THE TASK
Return each line containing "document".

DATA EXTRACT
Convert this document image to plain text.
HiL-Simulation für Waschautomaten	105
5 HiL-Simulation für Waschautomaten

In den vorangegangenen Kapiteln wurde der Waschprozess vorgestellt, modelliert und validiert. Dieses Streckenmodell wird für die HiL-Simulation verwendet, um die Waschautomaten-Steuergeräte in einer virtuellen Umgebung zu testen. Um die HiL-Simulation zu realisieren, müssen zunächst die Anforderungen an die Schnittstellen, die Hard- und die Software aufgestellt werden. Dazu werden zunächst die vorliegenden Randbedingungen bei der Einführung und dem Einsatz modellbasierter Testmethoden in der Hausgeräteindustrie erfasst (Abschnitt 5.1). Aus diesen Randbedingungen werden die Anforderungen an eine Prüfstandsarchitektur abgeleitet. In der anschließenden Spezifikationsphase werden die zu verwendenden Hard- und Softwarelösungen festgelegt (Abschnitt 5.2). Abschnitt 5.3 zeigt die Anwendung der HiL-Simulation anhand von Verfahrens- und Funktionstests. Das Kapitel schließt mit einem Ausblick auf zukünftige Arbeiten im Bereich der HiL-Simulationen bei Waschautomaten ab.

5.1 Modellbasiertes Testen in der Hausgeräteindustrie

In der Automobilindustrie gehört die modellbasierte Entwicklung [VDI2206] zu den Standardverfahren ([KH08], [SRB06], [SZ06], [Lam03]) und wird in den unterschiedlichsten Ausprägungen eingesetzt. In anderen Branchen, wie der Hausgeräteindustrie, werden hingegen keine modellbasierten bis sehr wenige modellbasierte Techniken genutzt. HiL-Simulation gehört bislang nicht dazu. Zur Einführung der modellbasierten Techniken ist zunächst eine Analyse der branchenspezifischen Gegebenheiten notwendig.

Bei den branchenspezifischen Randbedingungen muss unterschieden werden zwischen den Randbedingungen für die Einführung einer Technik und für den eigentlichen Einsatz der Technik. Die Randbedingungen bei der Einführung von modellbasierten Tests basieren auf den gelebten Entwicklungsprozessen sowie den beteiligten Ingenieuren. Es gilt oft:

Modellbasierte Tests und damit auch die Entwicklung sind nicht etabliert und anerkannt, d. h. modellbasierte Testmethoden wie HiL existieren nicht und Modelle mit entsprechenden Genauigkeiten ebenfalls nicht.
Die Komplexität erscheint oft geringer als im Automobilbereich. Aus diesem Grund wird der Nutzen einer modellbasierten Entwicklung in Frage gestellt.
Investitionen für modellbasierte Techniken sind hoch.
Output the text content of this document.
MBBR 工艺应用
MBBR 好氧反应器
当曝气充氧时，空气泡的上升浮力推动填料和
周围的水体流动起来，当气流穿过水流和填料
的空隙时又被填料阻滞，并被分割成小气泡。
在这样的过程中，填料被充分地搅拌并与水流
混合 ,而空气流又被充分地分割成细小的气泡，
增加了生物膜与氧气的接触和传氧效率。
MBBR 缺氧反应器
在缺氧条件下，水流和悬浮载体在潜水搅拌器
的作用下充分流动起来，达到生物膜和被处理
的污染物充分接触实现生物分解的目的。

TASK ANSWER
Convert this document image to plain text.
Output the text content of this document.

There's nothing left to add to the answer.